:: RECORDS FOR THE TASK

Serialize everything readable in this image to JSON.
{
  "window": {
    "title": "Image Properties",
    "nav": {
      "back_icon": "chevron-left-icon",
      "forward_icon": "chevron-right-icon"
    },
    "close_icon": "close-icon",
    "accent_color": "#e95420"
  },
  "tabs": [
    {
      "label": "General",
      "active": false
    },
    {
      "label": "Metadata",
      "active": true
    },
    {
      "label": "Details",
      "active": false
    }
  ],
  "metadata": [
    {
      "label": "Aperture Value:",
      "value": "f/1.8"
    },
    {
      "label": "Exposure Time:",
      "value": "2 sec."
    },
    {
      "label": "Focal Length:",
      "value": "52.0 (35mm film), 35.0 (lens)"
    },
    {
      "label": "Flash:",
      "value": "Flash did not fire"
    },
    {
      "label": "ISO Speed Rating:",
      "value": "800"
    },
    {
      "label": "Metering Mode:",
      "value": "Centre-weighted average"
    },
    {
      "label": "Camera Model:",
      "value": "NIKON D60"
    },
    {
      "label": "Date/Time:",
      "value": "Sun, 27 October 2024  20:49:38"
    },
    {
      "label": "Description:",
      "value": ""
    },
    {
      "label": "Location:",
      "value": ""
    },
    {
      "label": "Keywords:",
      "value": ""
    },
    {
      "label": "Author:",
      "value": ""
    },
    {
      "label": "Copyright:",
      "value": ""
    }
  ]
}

::::

*INSTRUCTIONS FOR THE TASK*
Repeat the data verbatim.

*EXERCISE RESULT*
Serialize everything readable in this image to JSON.
{
  "window": {
    "title": "Image Properties",
    "nav": {
      "back_icon": "chevron-left-icon",
      "forward_icon": "chevron-right-icon"
    },
    "close_icon": "close-icon",
    "accent_color": "#e95420"
  },
  "tabs": [
    {
      "label": "General",
      "active": false
    },
    {
      "label": "Metadata",
      "active": true
    },
    {
      "label": "Details",
      "active": false
    }
  ],
  "metadata": [
    {
      "label": "Aperture Value:",
      "value": "f/1.8"
    },
    {
      "label": "Exposure Time:",
      "value": "2 sec."
    },
    {
      "label": "Focal Length:",
      "value": "52.0 (35mm film), 35.0 (lens)"
    },
    {
      "label": "Flash:",
      "value": "Flash did not fire"
    },
    {
      "label": "ISO Speed Rating:",
      "value": "800"
    },
    {
      "label": "Metering Mode:",
      "value": "Centre-weighted average"
    },
    {
      "label": "Camera Model:",
      "value": "NIKON D60"
    },
    {
      "label": "Date/Time:",
      "value": "Sun, 27 October 2024  20:49:38"
    },
    {
      "label": "Description:",
      "value": ""
    },
    {
      "label": "Location:",
      "value": ""
    },
    {
      "label": "Keywords:",
      "value": ""
    },
    {
      "label": "Author:",
      "value": ""
    },
    {
      "label": "Copyright:",
      "value": ""
    }
  ]
}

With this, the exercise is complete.